• **TASK**
Each entry below must be repeated exactly, with pictures left out.

• **DATA IN THIS EXERCISE**
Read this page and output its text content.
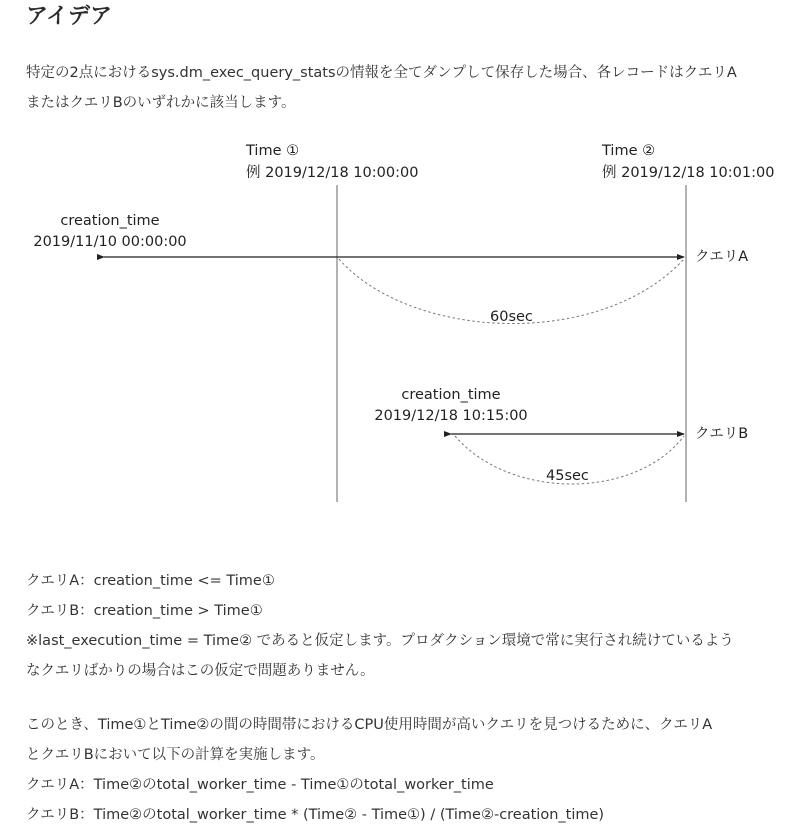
アイデア
特定の2点におけるsys.dm_exec_query_statsの情報を全てダンプして保存した場合、各レコードはクエリA
またはクエリBのいずれかに該当します。
Time ①
例 2019/12/18 10:00:00
Time ②
例 2019/12/18 10:01:00
creation_time
2019/11/10 00:00:00
クエリA
60sec
creation_time
2019/12/18 10:15:00
クエリB
45sec
クエリA：creation_time <= Time①
クエリB：creation_time > Time①
※last_execution_time = Time② であると仮定します。プロダクション環境で常に実行され続けているよう
なクエリばかりの場合はこの仮定で問題ありません。
このとき、Time①とTime②の間の時間帯におけるCPU使用時間が高いクエリを見つけるために、クエリA
とクエリBにおいて以下の計算を実施します。
クエリA：Time②のtotal_worker_time - Time①のtotal_worker_time
クエリB：Time②のtotal_worker_time * (Time② - Time①) / (Time②-creation_time)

• **CORRECT RESULT**
Read this page and output its text content.
アイデア
特定の2点におけるsys.dm_exec_query_statsの情報を全てダンプして保存した場合、各レコードはクエリA
またはクエリBのいずれかに該当します。
Time ①
例 2019/12/18 10:00:00
Time ②
例 2019/12/18 10:01:00
creation_time
2019/11/10 00:00:00
クエリA
60sec
creation_time
2019/12/18 10:15:00
クエリB
45sec
クエリA：creation_time <= Time①
クエリB：creation_time > Time①
※last_execution_time = Time② であると仮定します。プロダクション環境で常に実行され続けているよう
なクエリばかりの場合はこの仮定で問題ありません。
このとき、Time①とTime②の間の時間帯におけるCPU使用時間が高いクエリを見つけるために、クエリA
とクエリBにおいて以下の計算を実施します。
クエリA：Time②のtotal_worker_time - Time①のtotal_worker_time
クエリB：Time②のtotal_worker_time * (Time② - Time①) / (Time②-creation_time)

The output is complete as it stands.